• _Raw records_:
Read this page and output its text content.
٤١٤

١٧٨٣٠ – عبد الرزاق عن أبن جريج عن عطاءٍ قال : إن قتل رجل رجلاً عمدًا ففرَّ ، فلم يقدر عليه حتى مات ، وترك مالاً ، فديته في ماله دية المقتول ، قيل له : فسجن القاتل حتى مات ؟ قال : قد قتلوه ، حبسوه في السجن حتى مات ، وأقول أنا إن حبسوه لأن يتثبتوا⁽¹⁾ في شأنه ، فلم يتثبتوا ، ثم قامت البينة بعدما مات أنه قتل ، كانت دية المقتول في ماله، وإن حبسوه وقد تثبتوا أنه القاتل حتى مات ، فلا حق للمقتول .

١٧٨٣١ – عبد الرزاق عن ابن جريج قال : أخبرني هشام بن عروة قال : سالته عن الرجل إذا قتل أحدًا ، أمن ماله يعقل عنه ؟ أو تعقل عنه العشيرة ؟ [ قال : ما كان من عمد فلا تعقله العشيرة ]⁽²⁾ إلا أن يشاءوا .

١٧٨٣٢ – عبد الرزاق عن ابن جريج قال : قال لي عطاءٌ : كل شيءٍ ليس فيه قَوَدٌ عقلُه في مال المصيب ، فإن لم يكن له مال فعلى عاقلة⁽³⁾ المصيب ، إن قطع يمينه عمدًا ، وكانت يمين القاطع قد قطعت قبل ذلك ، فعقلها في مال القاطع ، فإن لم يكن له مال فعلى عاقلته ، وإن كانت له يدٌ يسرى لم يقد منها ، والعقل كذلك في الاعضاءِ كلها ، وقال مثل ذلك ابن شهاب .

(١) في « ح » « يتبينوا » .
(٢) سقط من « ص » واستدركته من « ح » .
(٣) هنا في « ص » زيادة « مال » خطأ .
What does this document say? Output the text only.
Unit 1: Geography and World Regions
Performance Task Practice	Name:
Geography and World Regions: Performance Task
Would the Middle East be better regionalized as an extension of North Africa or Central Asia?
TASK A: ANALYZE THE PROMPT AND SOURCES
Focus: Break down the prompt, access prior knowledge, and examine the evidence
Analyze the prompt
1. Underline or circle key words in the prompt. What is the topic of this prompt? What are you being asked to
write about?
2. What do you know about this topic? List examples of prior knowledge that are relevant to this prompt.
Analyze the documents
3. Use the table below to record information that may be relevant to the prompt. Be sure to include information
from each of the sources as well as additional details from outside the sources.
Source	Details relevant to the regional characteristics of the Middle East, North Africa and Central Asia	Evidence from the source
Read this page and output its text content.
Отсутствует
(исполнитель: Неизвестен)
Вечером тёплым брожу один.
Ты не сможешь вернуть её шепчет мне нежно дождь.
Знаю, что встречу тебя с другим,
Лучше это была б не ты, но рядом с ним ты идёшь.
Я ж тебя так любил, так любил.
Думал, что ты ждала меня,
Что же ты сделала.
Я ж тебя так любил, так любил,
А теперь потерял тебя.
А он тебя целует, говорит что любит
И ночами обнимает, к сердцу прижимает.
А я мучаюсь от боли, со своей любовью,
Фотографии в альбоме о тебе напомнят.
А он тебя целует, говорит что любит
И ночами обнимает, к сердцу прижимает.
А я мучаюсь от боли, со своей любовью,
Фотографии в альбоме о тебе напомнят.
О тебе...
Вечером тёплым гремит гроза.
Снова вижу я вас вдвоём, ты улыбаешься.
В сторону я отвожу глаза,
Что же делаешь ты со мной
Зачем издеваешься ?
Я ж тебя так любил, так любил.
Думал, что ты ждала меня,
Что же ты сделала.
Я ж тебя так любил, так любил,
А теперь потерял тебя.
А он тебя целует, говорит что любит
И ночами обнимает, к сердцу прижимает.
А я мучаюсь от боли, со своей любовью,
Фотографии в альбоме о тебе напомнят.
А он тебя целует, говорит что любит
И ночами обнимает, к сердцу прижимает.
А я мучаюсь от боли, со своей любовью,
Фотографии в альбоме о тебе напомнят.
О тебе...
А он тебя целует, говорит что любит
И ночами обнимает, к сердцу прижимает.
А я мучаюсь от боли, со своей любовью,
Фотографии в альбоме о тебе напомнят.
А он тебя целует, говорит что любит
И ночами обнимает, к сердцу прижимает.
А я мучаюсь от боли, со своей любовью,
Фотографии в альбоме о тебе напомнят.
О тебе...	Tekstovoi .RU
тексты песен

• _What to work on_: Filter the data, keeping only the lines that contain "Africa".

• _Output for this exercise_:
Would the Middle East be better regionalized as an extension of North Africa or Central Asia?
Source	Details relevant to the regional characteristics of the Middle East, North Africa and Central Asia	Evidence from the source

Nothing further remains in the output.